• _WHAT YOU SHOULD DO_:
Copy out every line of the records where the string "than" occurs.
[Start]
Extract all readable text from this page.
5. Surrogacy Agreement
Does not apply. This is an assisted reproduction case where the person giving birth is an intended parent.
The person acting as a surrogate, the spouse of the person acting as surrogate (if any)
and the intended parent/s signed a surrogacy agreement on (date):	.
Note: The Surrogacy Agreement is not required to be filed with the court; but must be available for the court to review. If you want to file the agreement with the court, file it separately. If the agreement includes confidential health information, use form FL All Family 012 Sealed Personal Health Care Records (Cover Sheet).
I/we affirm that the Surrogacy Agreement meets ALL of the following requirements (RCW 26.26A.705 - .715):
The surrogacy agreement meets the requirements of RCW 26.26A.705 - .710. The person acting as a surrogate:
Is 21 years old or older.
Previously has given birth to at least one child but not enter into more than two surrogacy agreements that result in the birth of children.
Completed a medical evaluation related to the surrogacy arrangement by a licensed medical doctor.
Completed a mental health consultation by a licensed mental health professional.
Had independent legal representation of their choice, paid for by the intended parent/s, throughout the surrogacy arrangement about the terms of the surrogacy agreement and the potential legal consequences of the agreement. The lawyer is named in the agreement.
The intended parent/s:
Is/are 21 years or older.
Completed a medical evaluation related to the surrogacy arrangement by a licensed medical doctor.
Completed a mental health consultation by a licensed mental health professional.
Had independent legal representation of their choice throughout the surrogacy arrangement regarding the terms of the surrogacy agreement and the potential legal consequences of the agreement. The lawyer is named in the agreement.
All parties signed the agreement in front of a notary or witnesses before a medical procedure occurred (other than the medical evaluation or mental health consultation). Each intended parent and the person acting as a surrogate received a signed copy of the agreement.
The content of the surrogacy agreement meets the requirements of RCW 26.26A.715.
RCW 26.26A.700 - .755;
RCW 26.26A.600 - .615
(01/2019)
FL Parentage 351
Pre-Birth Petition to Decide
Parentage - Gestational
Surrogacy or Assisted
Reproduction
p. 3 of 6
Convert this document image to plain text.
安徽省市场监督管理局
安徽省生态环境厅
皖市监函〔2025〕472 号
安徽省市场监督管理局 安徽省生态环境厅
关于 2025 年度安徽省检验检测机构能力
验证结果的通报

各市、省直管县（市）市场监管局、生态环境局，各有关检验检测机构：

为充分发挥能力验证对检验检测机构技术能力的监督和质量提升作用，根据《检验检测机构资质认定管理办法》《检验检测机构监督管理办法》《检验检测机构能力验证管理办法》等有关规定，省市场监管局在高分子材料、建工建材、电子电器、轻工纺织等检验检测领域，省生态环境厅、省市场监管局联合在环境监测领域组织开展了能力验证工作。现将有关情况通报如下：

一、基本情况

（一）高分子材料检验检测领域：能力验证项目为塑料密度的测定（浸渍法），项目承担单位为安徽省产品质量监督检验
[End]
• _SOLUTION TO THE PROBLEM_:
Previously has given birth to at least one child but not enter into more than two surrogacy agreements that result in the birth of children.
All parties signed the agreement in front of a notary or witnesses before a medical procedure occurred (other than the medical evaluation or mental health consultation). Each intended parent and the person acting as a surrogate received a signed copy of the agreement.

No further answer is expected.